(Aim of the task):
Pick out and copy every line below that has the word "offset".

[start]

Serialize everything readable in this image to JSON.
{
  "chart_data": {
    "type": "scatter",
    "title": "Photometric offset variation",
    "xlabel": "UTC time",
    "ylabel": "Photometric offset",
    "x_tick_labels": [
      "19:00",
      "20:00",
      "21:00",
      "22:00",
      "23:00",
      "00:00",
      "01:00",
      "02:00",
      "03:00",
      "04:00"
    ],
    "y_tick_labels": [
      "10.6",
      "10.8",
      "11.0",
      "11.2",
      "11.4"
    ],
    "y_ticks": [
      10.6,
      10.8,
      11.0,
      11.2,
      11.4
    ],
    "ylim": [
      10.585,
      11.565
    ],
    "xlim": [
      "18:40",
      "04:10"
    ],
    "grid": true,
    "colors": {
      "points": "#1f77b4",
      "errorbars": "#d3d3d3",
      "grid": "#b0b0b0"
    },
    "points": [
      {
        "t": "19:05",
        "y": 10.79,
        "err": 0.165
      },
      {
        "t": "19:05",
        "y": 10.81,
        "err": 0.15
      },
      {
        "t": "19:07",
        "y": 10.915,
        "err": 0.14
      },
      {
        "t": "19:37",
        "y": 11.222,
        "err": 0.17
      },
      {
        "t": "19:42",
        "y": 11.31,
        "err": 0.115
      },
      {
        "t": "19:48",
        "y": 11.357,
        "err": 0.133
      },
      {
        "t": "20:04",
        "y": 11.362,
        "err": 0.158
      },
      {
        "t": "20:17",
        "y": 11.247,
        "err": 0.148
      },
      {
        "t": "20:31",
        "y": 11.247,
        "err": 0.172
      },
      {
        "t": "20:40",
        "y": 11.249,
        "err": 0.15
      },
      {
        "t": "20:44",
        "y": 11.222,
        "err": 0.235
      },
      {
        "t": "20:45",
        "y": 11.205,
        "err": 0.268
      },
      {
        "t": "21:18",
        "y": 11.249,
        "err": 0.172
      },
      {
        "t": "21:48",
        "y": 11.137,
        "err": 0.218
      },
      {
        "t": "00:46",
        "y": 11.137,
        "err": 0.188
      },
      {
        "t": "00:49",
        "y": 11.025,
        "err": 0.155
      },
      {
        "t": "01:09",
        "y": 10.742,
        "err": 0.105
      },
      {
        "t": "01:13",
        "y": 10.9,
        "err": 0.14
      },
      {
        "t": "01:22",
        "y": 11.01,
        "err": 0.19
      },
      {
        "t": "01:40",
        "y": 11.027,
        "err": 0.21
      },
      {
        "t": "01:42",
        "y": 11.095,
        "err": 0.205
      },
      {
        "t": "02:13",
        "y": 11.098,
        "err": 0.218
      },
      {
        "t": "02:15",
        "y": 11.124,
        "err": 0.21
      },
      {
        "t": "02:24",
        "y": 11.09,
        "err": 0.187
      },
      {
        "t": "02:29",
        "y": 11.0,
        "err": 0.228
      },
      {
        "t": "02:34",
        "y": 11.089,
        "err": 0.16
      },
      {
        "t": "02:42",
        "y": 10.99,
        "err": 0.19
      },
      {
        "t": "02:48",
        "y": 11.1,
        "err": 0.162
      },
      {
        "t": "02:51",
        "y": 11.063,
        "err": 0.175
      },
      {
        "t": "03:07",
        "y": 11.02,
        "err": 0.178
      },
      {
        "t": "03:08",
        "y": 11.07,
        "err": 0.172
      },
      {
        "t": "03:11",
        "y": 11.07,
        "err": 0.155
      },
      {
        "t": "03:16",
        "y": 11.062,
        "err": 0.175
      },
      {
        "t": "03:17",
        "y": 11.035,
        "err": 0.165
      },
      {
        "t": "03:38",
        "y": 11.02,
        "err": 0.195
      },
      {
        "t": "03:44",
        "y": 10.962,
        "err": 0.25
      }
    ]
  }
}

[end]

(Answer):
    "title": "Photometric offset variation",
    "ylabel": "Photometric offset",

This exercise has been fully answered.